* **Written request**: Search the material for the string "text" and copy each line where it occurs.

▼▼▼

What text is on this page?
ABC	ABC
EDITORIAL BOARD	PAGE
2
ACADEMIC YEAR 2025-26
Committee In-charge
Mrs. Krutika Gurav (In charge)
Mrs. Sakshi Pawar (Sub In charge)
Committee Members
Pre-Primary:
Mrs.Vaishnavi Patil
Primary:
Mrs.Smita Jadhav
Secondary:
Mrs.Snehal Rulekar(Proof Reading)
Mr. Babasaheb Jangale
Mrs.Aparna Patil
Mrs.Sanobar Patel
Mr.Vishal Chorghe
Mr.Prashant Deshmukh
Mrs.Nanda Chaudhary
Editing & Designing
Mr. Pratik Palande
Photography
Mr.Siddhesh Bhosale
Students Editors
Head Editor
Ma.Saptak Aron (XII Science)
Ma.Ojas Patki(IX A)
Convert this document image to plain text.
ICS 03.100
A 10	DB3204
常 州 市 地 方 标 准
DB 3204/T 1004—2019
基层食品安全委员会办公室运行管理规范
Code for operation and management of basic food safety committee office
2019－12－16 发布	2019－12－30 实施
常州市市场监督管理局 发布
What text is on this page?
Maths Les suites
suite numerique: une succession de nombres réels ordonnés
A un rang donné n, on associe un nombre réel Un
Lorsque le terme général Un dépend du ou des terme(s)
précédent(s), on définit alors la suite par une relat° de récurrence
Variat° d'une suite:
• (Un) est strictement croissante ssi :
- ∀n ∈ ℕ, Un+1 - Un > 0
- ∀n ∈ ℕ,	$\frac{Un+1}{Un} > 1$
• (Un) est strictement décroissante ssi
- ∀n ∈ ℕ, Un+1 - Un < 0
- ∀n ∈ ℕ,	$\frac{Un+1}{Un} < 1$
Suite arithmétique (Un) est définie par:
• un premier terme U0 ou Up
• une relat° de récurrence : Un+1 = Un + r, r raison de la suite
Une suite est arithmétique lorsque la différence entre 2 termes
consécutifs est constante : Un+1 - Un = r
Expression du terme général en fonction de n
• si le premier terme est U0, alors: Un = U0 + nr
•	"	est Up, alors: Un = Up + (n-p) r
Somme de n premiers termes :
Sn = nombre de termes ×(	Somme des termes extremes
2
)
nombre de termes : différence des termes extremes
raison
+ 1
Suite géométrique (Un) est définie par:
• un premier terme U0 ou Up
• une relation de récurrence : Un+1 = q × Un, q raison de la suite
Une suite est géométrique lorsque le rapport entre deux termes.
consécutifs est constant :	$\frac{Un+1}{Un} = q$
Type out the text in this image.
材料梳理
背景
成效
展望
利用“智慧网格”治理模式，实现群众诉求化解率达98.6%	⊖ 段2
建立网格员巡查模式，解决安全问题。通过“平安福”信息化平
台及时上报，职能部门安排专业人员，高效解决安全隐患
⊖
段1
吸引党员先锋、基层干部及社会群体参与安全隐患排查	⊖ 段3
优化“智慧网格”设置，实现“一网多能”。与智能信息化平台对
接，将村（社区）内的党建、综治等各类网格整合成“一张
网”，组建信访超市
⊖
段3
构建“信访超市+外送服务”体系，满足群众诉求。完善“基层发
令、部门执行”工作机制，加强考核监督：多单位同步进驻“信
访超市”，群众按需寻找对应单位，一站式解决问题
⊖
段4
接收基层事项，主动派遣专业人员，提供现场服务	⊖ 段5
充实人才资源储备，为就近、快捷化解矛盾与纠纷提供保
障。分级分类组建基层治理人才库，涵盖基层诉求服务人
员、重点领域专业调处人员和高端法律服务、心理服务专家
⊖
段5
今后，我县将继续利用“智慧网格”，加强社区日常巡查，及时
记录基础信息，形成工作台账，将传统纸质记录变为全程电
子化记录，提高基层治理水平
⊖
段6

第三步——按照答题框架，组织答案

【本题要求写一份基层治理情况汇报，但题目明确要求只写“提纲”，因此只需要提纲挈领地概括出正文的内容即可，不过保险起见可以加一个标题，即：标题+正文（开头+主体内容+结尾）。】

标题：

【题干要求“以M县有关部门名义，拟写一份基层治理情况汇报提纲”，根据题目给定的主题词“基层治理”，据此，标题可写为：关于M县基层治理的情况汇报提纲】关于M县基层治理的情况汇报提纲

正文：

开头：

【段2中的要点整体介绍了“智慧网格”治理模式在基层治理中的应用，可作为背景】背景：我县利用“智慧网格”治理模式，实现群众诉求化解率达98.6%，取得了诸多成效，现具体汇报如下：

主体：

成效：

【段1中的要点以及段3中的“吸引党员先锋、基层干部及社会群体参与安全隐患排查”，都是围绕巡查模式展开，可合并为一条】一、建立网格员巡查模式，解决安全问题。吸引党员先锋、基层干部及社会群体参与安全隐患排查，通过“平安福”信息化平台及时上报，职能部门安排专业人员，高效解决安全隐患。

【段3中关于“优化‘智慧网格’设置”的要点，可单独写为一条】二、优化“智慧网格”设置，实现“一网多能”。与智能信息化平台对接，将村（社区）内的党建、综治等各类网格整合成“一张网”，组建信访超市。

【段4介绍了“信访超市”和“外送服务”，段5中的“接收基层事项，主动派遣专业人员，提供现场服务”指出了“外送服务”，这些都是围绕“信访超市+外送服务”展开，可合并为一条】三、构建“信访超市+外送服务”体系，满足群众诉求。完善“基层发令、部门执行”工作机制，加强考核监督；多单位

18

▲▲▲

* **Answer to this exercise**:
What text is on this page?
Convert this document image to plain text.
What text is on this page?
Type out the text in this image.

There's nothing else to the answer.